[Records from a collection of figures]
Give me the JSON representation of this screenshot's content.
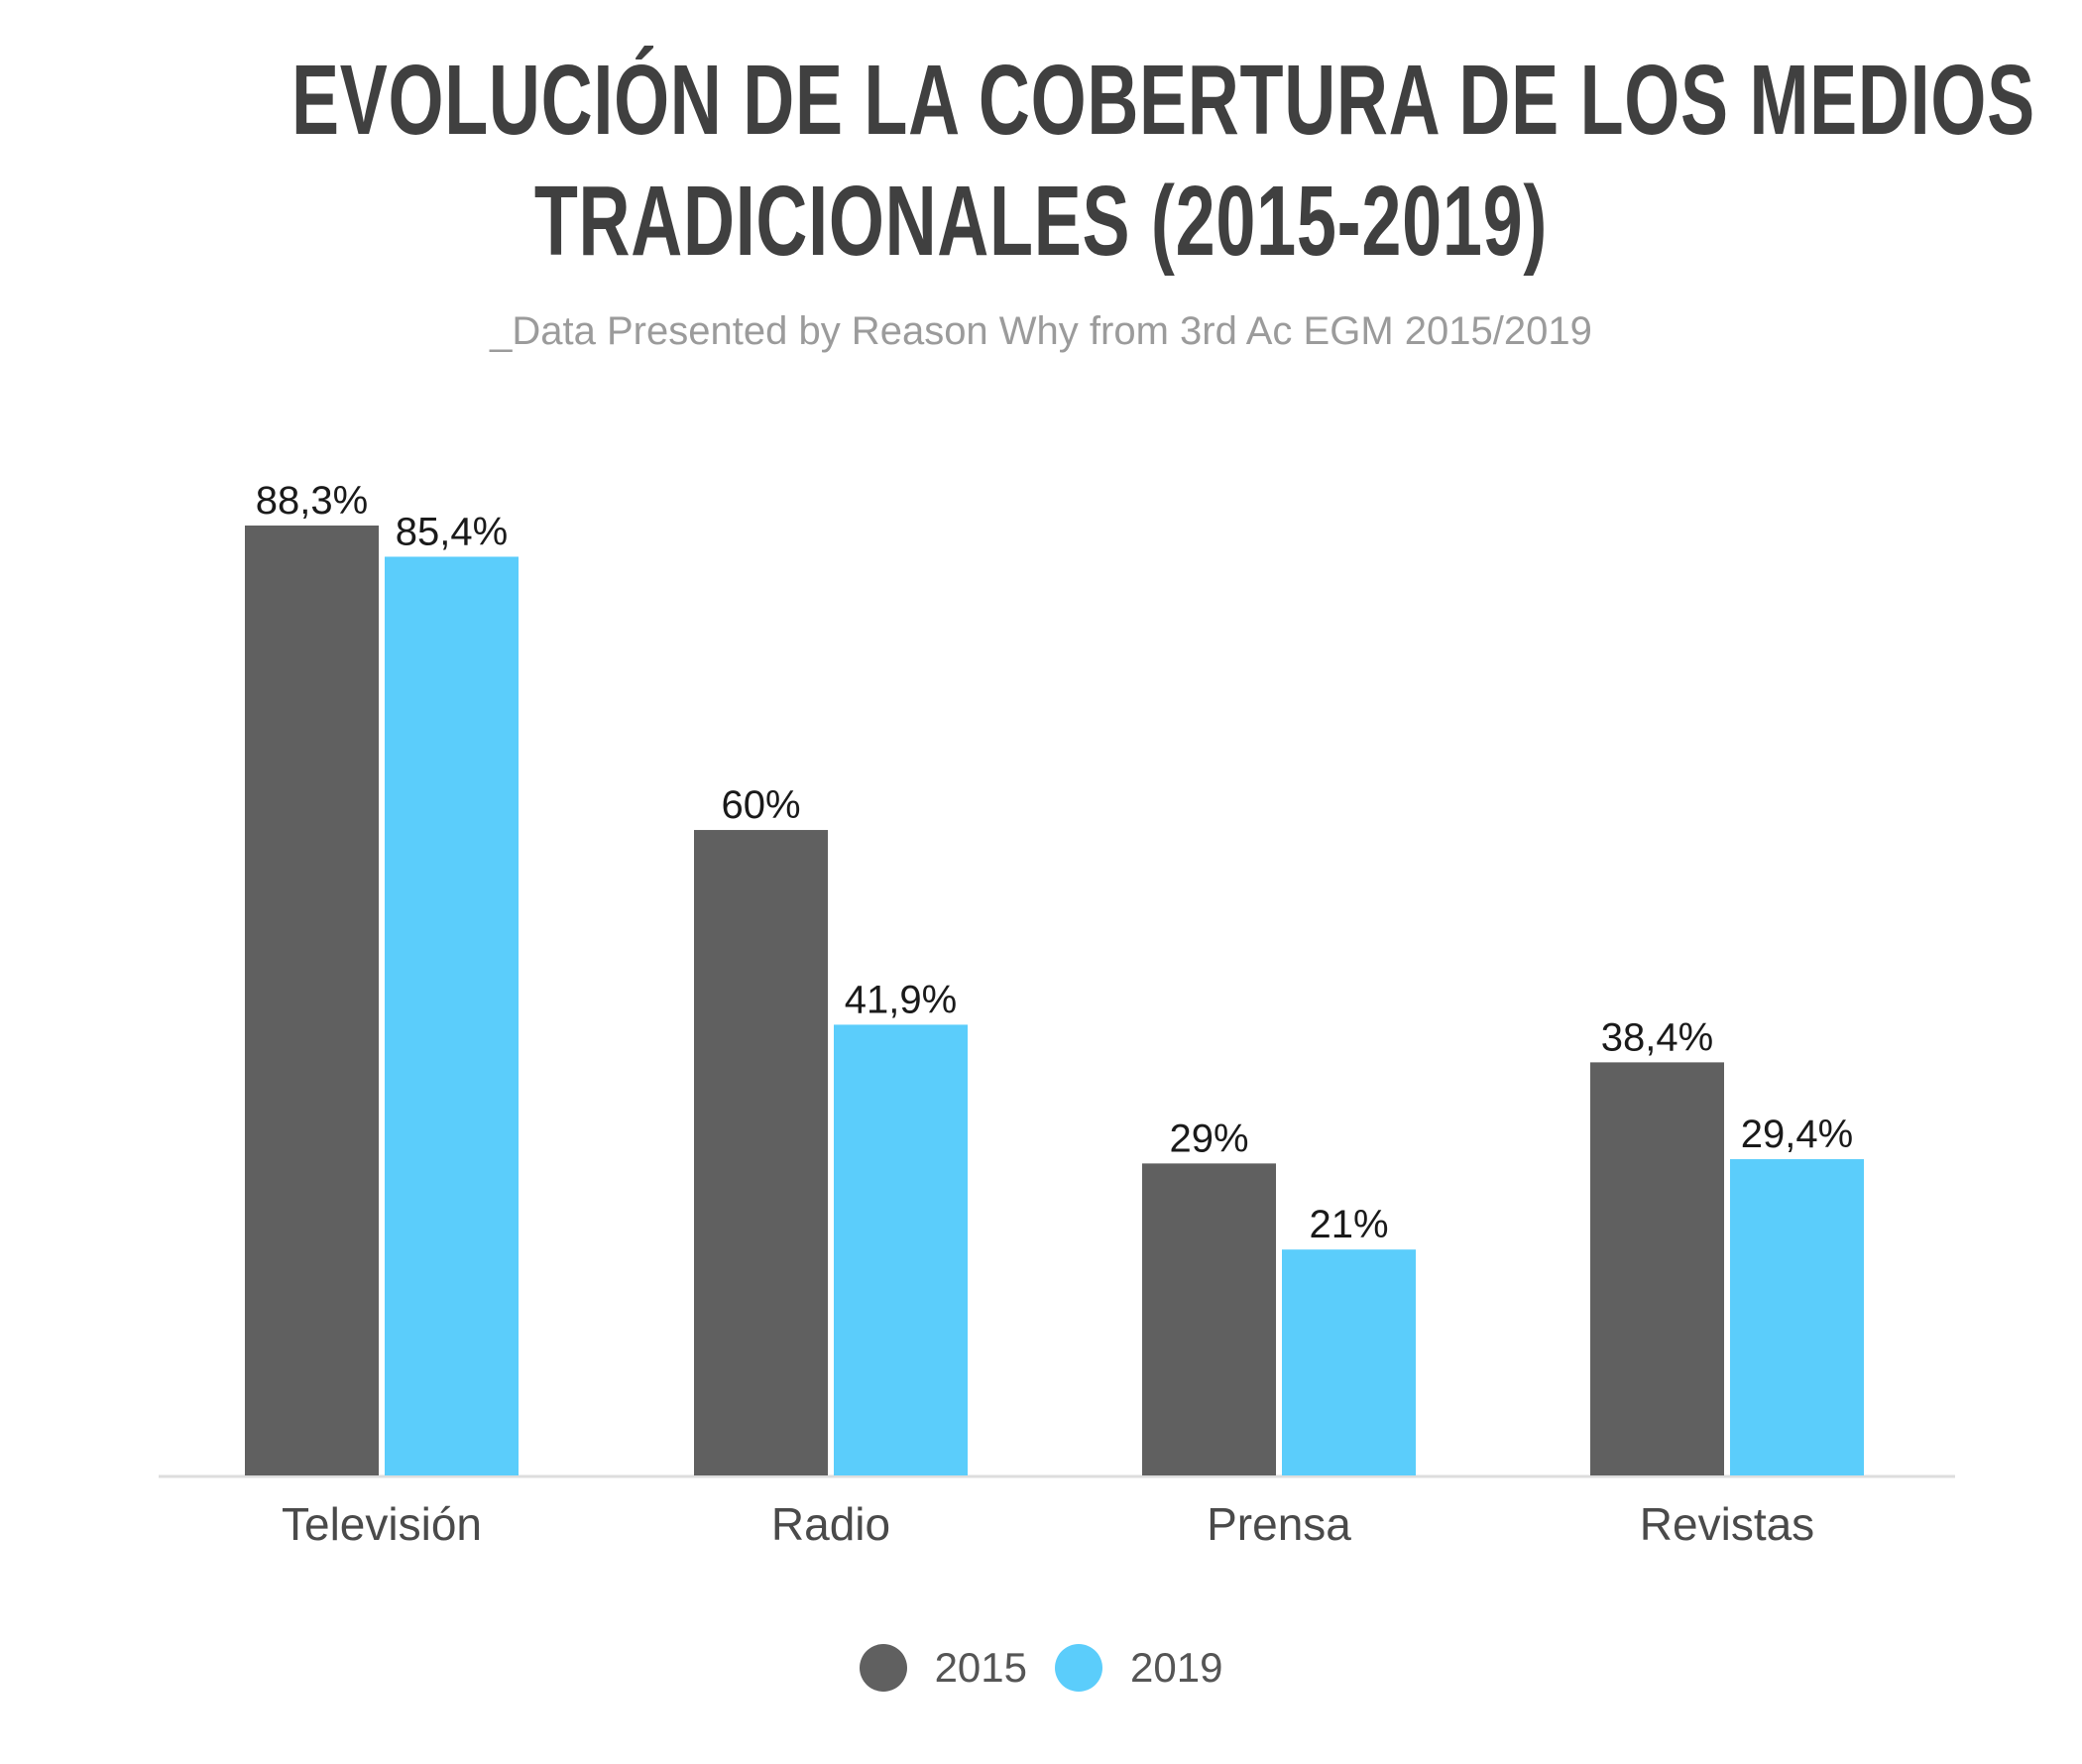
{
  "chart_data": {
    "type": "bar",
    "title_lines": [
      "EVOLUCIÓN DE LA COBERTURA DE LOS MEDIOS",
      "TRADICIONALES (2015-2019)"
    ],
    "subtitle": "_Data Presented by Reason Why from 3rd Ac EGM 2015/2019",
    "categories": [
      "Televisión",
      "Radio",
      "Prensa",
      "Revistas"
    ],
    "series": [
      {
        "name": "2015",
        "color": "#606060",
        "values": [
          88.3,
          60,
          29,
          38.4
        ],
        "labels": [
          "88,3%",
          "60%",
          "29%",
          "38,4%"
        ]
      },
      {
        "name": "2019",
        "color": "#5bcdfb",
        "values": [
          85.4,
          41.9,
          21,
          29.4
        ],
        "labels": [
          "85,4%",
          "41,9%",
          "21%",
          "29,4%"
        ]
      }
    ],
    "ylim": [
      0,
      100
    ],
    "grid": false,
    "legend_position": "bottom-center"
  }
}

◆ Stated goal: Set the listing down in full and exactly. Pictures within it should not appear in the copy.

◆ Answer to this exercise:
Give me the JSON representation of this screenshot's content.
{
  "chart_data": {
    "type": "bar",
    "title_lines": [
      "EVOLUCIÓN DE LA COBERTURA DE LOS MEDIOS",
      "TRADICIONALES (2015-2019)"
    ],
    "subtitle": "_Data Presented by Reason Why from 3rd Ac EGM 2015/2019",
    "categories": [
      "Televisión",
      "Radio",
      "Prensa",
      "Revistas"
    ],
    "series": [
      {
        "name": "2015",
        "color": "#606060",
        "values": [
          88.3,
          60,
          29,
          38.4
        ],
        "labels": [
          "88,3%",
          "60%",
          "29%",
          "38,4%"
        ]
      },
      {
        "name": "2019",
        "color": "#5bcdfb",
        "values": [
          85.4,
          41.9,
          21,
          29.4
        ],
        "labels": [
          "85,4%",
          "41,9%",
          "21%",
          "29,4%"
        ]
      }
    ],
    "ylim": [
      0,
      100
    ],
    "grid": false,
    "legend_position": "bottom-center"
  }
}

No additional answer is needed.